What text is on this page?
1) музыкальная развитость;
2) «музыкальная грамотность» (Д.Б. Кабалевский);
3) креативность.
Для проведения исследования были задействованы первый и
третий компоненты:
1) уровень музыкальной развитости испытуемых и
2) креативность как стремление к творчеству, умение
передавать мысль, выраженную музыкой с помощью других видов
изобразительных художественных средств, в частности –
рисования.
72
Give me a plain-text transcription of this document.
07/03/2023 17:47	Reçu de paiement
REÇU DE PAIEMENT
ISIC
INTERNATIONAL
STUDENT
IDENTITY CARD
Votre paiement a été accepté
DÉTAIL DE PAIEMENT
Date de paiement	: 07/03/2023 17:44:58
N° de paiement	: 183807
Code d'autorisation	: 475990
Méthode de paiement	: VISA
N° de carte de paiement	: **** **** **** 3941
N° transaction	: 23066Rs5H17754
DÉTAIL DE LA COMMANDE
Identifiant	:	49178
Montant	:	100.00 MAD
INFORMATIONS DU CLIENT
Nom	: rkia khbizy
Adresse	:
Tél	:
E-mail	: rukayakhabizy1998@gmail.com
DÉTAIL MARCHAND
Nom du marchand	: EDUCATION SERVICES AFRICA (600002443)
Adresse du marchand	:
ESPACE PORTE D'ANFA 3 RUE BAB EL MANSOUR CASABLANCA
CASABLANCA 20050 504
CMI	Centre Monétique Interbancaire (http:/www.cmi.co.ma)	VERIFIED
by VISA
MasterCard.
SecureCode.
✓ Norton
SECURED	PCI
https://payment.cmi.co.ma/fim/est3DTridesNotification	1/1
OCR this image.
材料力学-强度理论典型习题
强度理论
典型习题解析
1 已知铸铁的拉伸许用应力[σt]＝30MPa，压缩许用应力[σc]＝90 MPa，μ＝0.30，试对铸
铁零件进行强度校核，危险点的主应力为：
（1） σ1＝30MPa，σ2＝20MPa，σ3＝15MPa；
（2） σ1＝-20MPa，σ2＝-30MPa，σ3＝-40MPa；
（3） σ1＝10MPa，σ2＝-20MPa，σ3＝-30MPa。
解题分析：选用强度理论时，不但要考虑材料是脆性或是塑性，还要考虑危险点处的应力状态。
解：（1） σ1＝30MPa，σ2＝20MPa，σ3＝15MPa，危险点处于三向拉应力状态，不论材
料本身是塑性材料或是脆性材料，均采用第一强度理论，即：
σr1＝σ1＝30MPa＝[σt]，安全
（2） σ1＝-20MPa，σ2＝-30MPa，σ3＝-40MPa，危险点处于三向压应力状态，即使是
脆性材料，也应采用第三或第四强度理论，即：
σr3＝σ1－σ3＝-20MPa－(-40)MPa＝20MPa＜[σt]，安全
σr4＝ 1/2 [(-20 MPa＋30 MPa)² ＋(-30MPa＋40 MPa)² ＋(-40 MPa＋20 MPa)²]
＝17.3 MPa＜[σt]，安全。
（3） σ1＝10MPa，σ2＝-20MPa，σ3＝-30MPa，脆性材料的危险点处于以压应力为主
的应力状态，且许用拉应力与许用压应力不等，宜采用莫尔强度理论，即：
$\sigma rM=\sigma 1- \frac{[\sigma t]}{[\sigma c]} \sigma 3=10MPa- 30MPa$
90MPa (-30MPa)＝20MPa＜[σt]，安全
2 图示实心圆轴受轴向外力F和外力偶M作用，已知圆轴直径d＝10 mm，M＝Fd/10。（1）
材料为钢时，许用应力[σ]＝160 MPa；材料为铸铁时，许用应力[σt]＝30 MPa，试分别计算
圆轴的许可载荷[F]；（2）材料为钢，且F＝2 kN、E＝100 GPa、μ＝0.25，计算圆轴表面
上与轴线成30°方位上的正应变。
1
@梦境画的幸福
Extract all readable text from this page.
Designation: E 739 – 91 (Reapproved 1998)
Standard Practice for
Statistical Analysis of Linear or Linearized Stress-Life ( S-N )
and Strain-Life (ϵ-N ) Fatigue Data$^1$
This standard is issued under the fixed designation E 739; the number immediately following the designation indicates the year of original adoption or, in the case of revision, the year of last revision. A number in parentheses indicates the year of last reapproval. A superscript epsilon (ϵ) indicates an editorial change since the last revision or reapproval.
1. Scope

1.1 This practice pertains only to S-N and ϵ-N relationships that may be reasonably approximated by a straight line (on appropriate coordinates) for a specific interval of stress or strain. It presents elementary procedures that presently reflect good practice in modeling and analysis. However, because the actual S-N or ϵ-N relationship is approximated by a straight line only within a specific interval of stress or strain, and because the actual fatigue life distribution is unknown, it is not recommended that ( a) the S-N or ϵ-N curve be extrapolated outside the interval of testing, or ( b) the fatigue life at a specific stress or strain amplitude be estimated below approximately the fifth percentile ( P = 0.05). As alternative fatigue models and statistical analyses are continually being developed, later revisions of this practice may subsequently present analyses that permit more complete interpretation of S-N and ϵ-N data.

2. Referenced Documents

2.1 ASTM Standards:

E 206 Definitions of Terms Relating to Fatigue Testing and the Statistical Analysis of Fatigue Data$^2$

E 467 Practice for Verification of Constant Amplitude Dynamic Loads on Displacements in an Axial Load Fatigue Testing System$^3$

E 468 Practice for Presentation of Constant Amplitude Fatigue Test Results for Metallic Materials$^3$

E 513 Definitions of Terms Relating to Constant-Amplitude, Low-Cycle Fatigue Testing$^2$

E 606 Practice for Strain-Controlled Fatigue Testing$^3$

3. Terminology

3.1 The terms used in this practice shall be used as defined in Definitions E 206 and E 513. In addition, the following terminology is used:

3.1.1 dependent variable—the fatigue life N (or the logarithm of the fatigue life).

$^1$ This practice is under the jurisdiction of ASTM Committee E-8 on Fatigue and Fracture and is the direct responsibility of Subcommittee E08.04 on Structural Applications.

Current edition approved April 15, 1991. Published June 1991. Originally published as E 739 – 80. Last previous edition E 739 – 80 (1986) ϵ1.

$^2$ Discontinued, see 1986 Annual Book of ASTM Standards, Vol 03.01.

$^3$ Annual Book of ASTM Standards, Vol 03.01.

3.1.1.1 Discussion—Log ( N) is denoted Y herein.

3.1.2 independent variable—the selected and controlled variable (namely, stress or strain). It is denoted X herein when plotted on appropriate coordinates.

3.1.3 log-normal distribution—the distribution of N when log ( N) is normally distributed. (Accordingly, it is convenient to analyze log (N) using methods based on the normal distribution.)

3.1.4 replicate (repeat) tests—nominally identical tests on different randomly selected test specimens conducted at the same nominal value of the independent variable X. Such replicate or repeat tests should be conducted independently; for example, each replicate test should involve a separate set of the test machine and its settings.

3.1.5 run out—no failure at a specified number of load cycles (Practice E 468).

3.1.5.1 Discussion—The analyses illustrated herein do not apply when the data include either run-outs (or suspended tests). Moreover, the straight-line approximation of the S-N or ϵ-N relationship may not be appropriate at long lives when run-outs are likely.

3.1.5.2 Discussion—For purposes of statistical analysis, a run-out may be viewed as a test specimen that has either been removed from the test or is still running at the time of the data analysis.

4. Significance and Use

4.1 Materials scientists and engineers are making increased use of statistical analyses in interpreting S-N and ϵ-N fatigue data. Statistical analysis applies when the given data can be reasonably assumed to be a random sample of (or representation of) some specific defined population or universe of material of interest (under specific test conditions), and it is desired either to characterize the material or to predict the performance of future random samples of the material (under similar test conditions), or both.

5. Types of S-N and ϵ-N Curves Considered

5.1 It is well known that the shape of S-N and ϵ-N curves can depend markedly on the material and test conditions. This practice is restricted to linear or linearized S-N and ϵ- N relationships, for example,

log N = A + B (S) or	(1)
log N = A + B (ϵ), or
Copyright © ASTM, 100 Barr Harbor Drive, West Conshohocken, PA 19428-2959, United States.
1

◆ **Given task**:
All of the data above should be transcribed exactly.

◆ **Expected output**:
What text is on this page?
1) музыкальная развитость;
2) «музыкальная грамотность» (Д.Б. Кабалевский);
3) креативность.
Для проведения исследования были задействованы первый и
третий компоненты:
1) уровень музыкальной развитости испытуемых и
2) креативность как стремление к творчеству, умение
передавать мысль, выраженную музыкой с помощью других видов
изобразительных художественных средств, в частности –
рисования.
72
Give me a plain-text transcription of this document.
07/03/2023 17:47	Reçu de paiement
REÇU DE PAIEMENT
ISIC
INTERNATIONAL
STUDENT
IDENTITY CARD
Votre paiement a été accepté
DÉTAIL DE PAIEMENT
Date de paiement	: 07/03/2023 17:44:58
N° de paiement	: 183807
Code d'autorisation	: 475990
Méthode de paiement	: VISA
N° de carte de paiement	: **** **** **** 3941
N° transaction	: 23066Rs5H17754
DÉTAIL DE LA COMMANDE
Identifiant	:	49178
Montant	:	100.00 MAD
INFORMATIONS DU CLIENT
Nom	: rkia khbizy
Adresse	:
Tél	:
E-mail	: rukayakhabizy1998@gmail.com
DÉTAIL MARCHAND
Nom du marchand	: EDUCATION SERVICES AFRICA (600002443)
Adresse du marchand	:
ESPACE PORTE D'ANFA 3 RUE BAB EL MANSOUR CASABLANCA
CASABLANCA 20050 504
CMI	Centre Monétique Interbancaire (http:/www.cmi.co.ma)	VERIFIED
by VISA
MasterCard.
SecureCode.
✓ Norton
SECURED	PCI
https://payment.cmi.co.ma/fim/est3DTridesNotification	1/1
OCR this image.
材料力学-强度理论典型习题
强度理论
典型习题解析
1 已知铸铁的拉伸许用应力[σt]＝30MPa，压缩许用应力[σc]＝90 MPa，μ＝0.30，试对铸
铁零件进行强度校核，危险点的主应力为：
（1） σ1＝30MPa，σ2＝20MPa，σ3＝15MPa；
（2） σ1＝-20MPa，σ2＝-30MPa，σ3＝-40MPa；
（3） σ1＝10MPa，σ2＝-20MPa，σ3＝-30MPa。
解题分析：选用强度理论时，不但要考虑材料是脆性或是塑性，还要考虑危险点处的应力状态。
解：（1） σ1＝30MPa，σ2＝20MPa，σ3＝15MPa，危险点处于三向拉应力状态，不论材
料本身是塑性材料或是脆性材料，均采用第一强度理论，即：
σr1＝σ1＝30MPa＝[σt]，安全
（2） σ1＝-20MPa，σ2＝-30MPa，σ3＝-40MPa，危险点处于三向压应力状态，即使是
脆性材料，也应采用第三或第四强度理论，即：
σr3＝σ1－σ3＝-20MPa－(-40)MPa＝20MPa＜[σt]，安全
σr4＝ 1/2 [(-20 MPa＋30 MPa)² ＋(-30MPa＋40 MPa)² ＋(-40 MPa＋20 MPa)²]
＝17.3 MPa＜[σt]，安全。
（3） σ1＝10MPa，σ2＝-20MPa，σ3＝-30MPa，脆性材料的危险点处于以压应力为主
的应力状态，且许用拉应力与许用压应力不等，宜采用莫尔强度理论，即：
$\sigma rM=\sigma 1- \frac{[\sigma t]}{[\sigma c]} \sigma 3=10MPa- 30MPa$
90MPa (-30MPa)＝20MPa＜[σt]，安全
2 图示实心圆轴受轴向外力F和外力偶M作用，已知圆轴直径d＝10 mm，M＝Fd/10。（1）
材料为钢时，许用应力[σ]＝160 MPa；材料为铸铁时，许用应力[σt]＝30 MPa，试分别计算
圆轴的许可载荷[F]；（2）材料为钢，且F＝2 kN、E＝100 GPa、μ＝0.25，计算圆轴表面
上与轴线成30°方位上的正应变。
1
@梦境画的幸福
Extract all readable text from this page.
Designation: E 739 – 91 (Reapproved 1998)
Standard Practice for
Statistical Analysis of Linear or Linearized Stress-Life ( S-N )
and Strain-Life (ϵ-N ) Fatigue Data$^1$
This standard is issued under the fixed designation E 739; the number immediately following the designation indicates the year of original adoption or, in the case of revision, the year of last revision. A number in parentheses indicates the year of last reapproval. A superscript epsilon (ϵ) indicates an editorial change since the last revision or reapproval.
1. Scope

1.1 This practice pertains only to S-N and ϵ-N relationships that may be reasonably approximated by a straight line (on appropriate coordinates) for a specific interval of stress or strain. It presents elementary procedures that presently reflect good practice in modeling and analysis. However, because the actual S-N or ϵ-N relationship is approximated by a straight line only within a specific interval of stress or strain, and because the actual fatigue life distribution is unknown, it is not recommended that ( a) the S-N or ϵ-N curve be extrapolated outside the interval of testing, or ( b) the fatigue life at a specific stress or strain amplitude be estimated below approximately the fifth percentile ( P = 0.05). As alternative fatigue models and statistical analyses are continually being developed, later revisions of this practice may subsequently present analyses that permit more complete interpretation of S-N and ϵ-N data.

2. Referenced Documents

2.1 ASTM Standards:

E 206 Definitions of Terms Relating to Fatigue Testing and the Statistical Analysis of Fatigue Data$^2$

E 467 Practice for Verification of Constant Amplitude Dynamic Loads on Displacements in an Axial Load Fatigue Testing System$^3$

E 468 Practice for Presentation of Constant Amplitude Fatigue Test Results for Metallic Materials$^3$

E 513 Definitions of Terms Relating to Constant-Amplitude, Low-Cycle Fatigue Testing$^2$

E 606 Practice for Strain-Controlled Fatigue Testing$^3$

3. Terminology

3.1 The terms used in this practice shall be used as defined in Definitions E 206 and E 513. In addition, the following terminology is used:

3.1.1 dependent variable—the fatigue life N (or the logarithm of the fatigue life).

$^1$ This practice is under the jurisdiction of ASTM Committee E-8 on Fatigue and Fracture and is the direct responsibility of Subcommittee E08.04 on Structural Applications.

Current edition approved April 15, 1991. Published June 1991. Originally published as E 739 – 80. Last previous edition E 739 – 80 (1986) ϵ1.

$^2$ Discontinued, see 1986 Annual Book of ASTM Standards, Vol 03.01.

$^3$ Annual Book of ASTM Standards, Vol 03.01.

3.1.1.1 Discussion—Log ( N) is denoted Y herein.

3.1.2 independent variable—the selected and controlled variable (namely, stress or strain). It is denoted X herein when plotted on appropriate coordinates.

3.1.3 log-normal distribution—the distribution of N when log ( N) is normally distributed. (Accordingly, it is convenient to analyze log (N) using methods based on the normal distribution.)

3.1.4 replicate (repeat) tests—nominally identical tests on different randomly selected test specimens conducted at the same nominal value of the independent variable X. Such replicate or repeat tests should be conducted independently; for example, each replicate test should involve a separate set of the test machine and its settings.

3.1.5 run out—no failure at a specified number of load cycles (Practice E 468).

3.1.5.1 Discussion—The analyses illustrated herein do not apply when the data include either run-outs (or suspended tests). Moreover, the straight-line approximation of the S-N or ϵ-N relationship may not be appropriate at long lives when run-outs are likely.

3.1.5.2 Discussion—For purposes of statistical analysis, a run-out may be viewed as a test specimen that has either been removed from the test or is still running at the time of the data analysis.

4. Significance and Use

4.1 Materials scientists and engineers are making increased use of statistical analyses in interpreting S-N and ϵ-N fatigue data. Statistical analysis applies when the given data can be reasonably assumed to be a random sample of (or representation of) some specific defined population or universe of material of interest (under specific test conditions), and it is desired either to characterize the material or to predict the performance of future random samples of the material (under similar test conditions), or both.

5. Types of S-N and ϵ-N Curves Considered

5.1 It is well known that the shape of S-N and ϵ-N curves can depend markedly on the material and test conditions. This practice is restricted to linear or linearized S-N and ϵ- N relationships, for example,

log N = A + B (S) or	(1)
log N = A + B (ϵ), or
Copyright © ASTM, 100 Barr Harbor Drive, West Conshohocken, PA 19428-2959, United States.
1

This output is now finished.